**INSTRUCTIONS TO FOLLOW**
In the entries below, find each line with the string "this" and copy it.

-- -- --

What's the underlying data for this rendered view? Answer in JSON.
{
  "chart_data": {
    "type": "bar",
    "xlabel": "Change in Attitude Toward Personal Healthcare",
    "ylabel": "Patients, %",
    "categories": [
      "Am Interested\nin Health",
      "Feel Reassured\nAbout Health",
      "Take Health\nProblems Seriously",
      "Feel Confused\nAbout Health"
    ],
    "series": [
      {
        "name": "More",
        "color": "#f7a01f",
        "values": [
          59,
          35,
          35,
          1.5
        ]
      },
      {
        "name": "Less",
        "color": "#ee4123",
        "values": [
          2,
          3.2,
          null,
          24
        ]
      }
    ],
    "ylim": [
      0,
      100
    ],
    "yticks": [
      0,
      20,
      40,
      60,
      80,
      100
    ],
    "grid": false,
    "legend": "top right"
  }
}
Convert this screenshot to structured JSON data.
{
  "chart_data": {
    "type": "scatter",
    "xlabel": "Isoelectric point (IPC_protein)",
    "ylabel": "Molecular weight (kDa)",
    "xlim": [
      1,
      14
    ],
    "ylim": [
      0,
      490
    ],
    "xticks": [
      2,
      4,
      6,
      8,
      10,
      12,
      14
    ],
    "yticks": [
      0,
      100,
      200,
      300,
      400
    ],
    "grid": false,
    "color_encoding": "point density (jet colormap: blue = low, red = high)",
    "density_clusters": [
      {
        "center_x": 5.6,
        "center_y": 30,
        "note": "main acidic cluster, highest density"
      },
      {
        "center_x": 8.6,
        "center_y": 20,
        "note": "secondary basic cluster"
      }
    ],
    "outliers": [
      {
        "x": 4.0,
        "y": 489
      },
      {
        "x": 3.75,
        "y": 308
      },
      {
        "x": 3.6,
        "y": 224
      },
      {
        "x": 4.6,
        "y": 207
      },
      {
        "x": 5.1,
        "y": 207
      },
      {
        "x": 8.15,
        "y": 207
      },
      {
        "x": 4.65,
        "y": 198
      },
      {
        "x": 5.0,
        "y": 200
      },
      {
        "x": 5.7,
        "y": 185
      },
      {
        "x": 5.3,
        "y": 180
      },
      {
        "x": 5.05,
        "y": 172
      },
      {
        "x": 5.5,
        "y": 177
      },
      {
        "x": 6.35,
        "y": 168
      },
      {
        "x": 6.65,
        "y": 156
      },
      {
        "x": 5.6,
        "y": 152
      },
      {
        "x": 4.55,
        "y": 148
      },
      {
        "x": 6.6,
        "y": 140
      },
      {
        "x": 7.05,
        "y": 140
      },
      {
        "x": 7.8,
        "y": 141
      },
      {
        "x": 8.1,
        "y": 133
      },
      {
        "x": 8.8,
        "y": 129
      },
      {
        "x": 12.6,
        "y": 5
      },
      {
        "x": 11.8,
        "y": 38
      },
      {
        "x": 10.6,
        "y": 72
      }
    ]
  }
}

-- -- --

**EXERCISE SOLUTION**
What's the underlying data for this rendered view? Answer in JSON.
Convert this screenshot to structured JSON data.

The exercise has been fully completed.